**DIRECTIONS FOR THIS TASK**
Return each entry exactly, with none missing.

**Data records**
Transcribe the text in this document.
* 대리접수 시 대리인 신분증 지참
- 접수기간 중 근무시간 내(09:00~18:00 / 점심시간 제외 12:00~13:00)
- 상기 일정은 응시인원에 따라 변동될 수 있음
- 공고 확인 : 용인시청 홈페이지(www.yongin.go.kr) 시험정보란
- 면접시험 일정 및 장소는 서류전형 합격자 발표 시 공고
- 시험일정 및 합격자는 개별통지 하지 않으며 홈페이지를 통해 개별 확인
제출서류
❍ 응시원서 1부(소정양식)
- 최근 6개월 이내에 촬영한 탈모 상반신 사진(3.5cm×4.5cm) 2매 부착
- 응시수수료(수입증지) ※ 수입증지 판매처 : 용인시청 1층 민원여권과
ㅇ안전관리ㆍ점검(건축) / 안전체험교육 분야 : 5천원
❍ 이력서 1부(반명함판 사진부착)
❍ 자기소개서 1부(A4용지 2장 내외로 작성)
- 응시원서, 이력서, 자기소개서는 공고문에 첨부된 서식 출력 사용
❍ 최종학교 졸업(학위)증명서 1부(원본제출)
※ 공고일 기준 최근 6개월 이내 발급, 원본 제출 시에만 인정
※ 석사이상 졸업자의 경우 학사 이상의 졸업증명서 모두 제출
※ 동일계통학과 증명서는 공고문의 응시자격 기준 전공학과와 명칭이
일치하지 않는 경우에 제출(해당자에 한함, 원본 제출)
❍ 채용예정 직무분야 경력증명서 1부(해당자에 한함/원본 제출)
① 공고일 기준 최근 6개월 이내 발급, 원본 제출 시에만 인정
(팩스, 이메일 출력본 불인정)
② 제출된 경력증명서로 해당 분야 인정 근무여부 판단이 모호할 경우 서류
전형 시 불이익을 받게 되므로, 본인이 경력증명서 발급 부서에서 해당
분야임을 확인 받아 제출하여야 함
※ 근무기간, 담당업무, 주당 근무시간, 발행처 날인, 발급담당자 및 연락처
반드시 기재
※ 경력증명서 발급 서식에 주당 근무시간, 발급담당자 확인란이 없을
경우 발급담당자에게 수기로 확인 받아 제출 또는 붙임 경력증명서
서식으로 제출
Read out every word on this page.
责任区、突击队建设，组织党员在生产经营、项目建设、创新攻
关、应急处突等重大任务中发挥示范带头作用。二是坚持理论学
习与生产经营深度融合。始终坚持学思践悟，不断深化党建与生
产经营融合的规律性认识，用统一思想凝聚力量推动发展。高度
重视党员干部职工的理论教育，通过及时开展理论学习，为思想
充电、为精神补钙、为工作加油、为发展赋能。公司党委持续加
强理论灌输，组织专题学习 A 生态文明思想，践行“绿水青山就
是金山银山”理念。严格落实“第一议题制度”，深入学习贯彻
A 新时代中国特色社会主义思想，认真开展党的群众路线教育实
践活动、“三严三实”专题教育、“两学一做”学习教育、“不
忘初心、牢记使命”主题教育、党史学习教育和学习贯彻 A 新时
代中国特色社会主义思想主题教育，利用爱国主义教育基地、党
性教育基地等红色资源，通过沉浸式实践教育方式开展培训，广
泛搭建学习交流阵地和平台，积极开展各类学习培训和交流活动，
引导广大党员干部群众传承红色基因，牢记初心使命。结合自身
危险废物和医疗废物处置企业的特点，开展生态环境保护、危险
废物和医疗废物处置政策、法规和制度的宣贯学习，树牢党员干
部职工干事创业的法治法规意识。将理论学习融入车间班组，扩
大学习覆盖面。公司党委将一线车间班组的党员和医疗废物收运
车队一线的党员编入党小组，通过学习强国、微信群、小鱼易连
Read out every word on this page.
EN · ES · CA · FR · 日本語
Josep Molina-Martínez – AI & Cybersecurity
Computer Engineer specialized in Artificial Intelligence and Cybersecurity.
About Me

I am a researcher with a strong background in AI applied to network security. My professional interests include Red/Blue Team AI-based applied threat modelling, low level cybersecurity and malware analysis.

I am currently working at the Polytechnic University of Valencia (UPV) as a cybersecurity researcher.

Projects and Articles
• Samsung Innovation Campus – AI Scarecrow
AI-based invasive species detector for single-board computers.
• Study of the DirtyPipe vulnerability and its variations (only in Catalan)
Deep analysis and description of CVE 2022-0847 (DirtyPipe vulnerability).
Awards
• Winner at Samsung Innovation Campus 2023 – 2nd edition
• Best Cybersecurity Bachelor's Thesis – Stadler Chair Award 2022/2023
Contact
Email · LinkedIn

**RESULT FOR THIS EXERCISE**
Transcribe the text in this document.
* 대리접수 시 대리인 신분증 지참
- 접수기간 중 근무시간 내(09:00~18:00 / 점심시간 제외 12:00~13:00)
- 상기 일정은 응시인원에 따라 변동될 수 있음
- 공고 확인 : 용인시청 홈페이지(www.yongin.go.kr) 시험정보란
- 면접시험 일정 및 장소는 서류전형 합격자 발표 시 공고
- 시험일정 및 합격자는 개별통지 하지 않으며 홈페이지를 통해 개별 확인
제출서류
❍ 응시원서 1부(소정양식)
- 최근 6개월 이내에 촬영한 탈모 상반신 사진(3.5cm×4.5cm) 2매 부착
- 응시수수료(수입증지) ※ 수입증지 판매처 : 용인시청 1층 민원여권과
ㅇ안전관리ㆍ점검(건축) / 안전체험교육 분야 : 5천원
❍ 이력서 1부(반명함판 사진부착)
❍ 자기소개서 1부(A4용지 2장 내외로 작성)
- 응시원서, 이력서, 자기소개서는 공고문에 첨부된 서식 출력 사용
❍ 최종학교 졸업(학위)증명서 1부(원본제출)
※ 공고일 기준 최근 6개월 이내 발급, 원본 제출 시에만 인정
※ 석사이상 졸업자의 경우 학사 이상의 졸업증명서 모두 제출
※ 동일계통학과 증명서는 공고문의 응시자격 기준 전공학과와 명칭이
일치하지 않는 경우에 제출(해당자에 한함, 원본 제출)
❍ 채용예정 직무분야 경력증명서 1부(해당자에 한함/원본 제출)
① 공고일 기준 최근 6개월 이내 발급, 원본 제출 시에만 인정
(팩스, 이메일 출력본 불인정)
② 제출된 경력증명서로 해당 분야 인정 근무여부 판단이 모호할 경우 서류
전형 시 불이익을 받게 되므로, 본인이 경력증명서 발급 부서에서 해당
분야임을 확인 받아 제출하여야 함
※ 근무기간, 담당업무, 주당 근무시간, 발행처 날인, 발급담당자 및 연락처
반드시 기재
※ 경력증명서 발급 서식에 주당 근무시간, 발급담당자 확인란이 없을
경우 발급담당자에게 수기로 확인 받아 제출 또는 붙임 경력증명서
서식으로 제출
Read out every word on this page.
责任区、突击队建设，组织党员在生产经营、项目建设、创新攻
关、应急处突等重大任务中发挥示范带头作用。二是坚持理论学
习与生产经营深度融合。始终坚持学思践悟，不断深化党建与生
产经营融合的规律性认识，用统一思想凝聚力量推动发展。高度
重视党员干部职工的理论教育，通过及时开展理论学习，为思想
充电、为精神补钙、为工作加油、为发展赋能。公司党委持续加
强理论灌输，组织专题学习 A 生态文明思想，践行“绿水青山就
是金山银山”理念。严格落实“第一议题制度”，深入学习贯彻
A 新时代中国特色社会主义思想，认真开展党的群众路线教育实
践活动、“三严三实”专题教育、“两学一做”学习教育、“不
忘初心、牢记使命”主题教育、党史学习教育和学习贯彻 A 新时
代中国特色社会主义思想主题教育，利用爱国主义教育基地、党
性教育基地等红色资源，通过沉浸式实践教育方式开展培训，广
泛搭建学习交流阵地和平台，积极开展各类学习培训和交流活动，
引导广大党员干部群众传承红色基因，牢记初心使命。结合自身
危险废物和医疗废物处置企业的特点，开展生态环境保护、危险
废物和医疗废物处置政策、法规和制度的宣贯学习，树牢党员干
部职工干事创业的法治法规意识。将理论学习融入车间班组，扩
大学习覆盖面。公司党委将一线车间班组的党员和医疗废物收运
车队一线的党员编入党小组，通过学习强国、微信群、小鱼易连
Read out every word on this page.
EN · ES · CA · FR · 日本語
Josep Molina-Martínez – AI & Cybersecurity
Computer Engineer specialized in Artificial Intelligence and Cybersecurity.
About Me

I am a researcher with a strong background in AI applied to network security. My professional interests include Red/Blue Team AI-based applied threat modelling, low level cybersecurity and malware analysis.

I am currently working at the Polytechnic University of Valencia (UPV) as a cybersecurity researcher.

Projects and Articles
• Samsung Innovation Campus – AI Scarecrow
AI-based invasive species detector for single-board computers.
• Study of the DirtyPipe vulnerability and its variations (only in Catalan)
Deep analysis and description of CVE 2022-0847 (DirtyPipe vulnerability).
Awards
• Winner at Samsung Innovation Campus 2023 – 2nd edition
• Best Cybersecurity Bachelor's Thesis – Stadler Chair Award 2022/2023
Contact
Email · LinkedIn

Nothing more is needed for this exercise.